Instructions for the task
All of the material below is to be returned exactly.

──────── Information provided ────────

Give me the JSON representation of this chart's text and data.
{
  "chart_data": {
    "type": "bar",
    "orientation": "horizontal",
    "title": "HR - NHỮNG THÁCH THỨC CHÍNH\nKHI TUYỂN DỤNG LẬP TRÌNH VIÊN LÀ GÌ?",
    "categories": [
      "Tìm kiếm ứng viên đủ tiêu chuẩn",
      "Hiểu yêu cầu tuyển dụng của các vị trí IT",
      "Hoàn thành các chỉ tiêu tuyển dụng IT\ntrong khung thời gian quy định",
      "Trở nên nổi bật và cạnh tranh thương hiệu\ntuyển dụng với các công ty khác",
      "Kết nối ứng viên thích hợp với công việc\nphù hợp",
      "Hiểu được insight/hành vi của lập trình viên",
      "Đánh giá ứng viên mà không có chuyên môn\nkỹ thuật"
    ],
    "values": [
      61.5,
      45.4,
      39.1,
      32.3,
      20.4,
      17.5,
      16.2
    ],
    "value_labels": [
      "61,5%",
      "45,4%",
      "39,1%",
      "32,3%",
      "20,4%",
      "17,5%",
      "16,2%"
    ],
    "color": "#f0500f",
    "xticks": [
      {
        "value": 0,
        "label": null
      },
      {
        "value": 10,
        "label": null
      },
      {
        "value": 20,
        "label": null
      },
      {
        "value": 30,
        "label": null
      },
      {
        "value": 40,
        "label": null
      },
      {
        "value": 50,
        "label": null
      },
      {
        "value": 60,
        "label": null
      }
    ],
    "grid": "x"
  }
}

────────

Answer to the exercise
Give me the JSON representation of this chart's text and data.
{
  "chart_data": {
    "type": "bar",
    "orientation": "horizontal",
    "title": "HR - NHỮNG THÁCH THỨC CHÍNH\nKHI TUYỂN DỤNG LẬP TRÌNH VIÊN LÀ GÌ?",
    "categories": [
      "Tìm kiếm ứng viên đủ tiêu chuẩn",
      "Hiểu yêu cầu tuyển dụng của các vị trí IT",
      "Hoàn thành các chỉ tiêu tuyển dụng IT\ntrong khung thời gian quy định",
      "Trở nên nổi bật và cạnh tranh thương hiệu\ntuyển dụng với các công ty khác",
      "Kết nối ứng viên thích hợp với công việc\nphù hợp",
      "Hiểu được insight/hành vi của lập trình viên",
      "Đánh giá ứng viên mà không có chuyên môn\nkỹ thuật"
    ],
    "values": [
      61.5,
      45.4,
      39.1,
      32.3,
      20.4,
      17.5,
      16.2
    ],
    "value_labels": [
      "61,5%",
      "45,4%",
      "39,1%",
      "32,3%",
      "20,4%",
      "17,5%",
      "16,2%"
    ],
    "color": "#f0500f",
    "xticks": [
      {
        "value": 0,
        "label": null
      },
      {
        "value": 10,
        "label": null
      },
      {
        "value": 20,
        "label": null
      },
      {
        "value": 30,
        "label": null
      },
      {
        "value": 40,
        "label": null
      },
      {
        "value": 50,
        "label": null
      },
      {
        "value": 60,
        "label": null
      }
    ],
    "grid": "x"
  }
}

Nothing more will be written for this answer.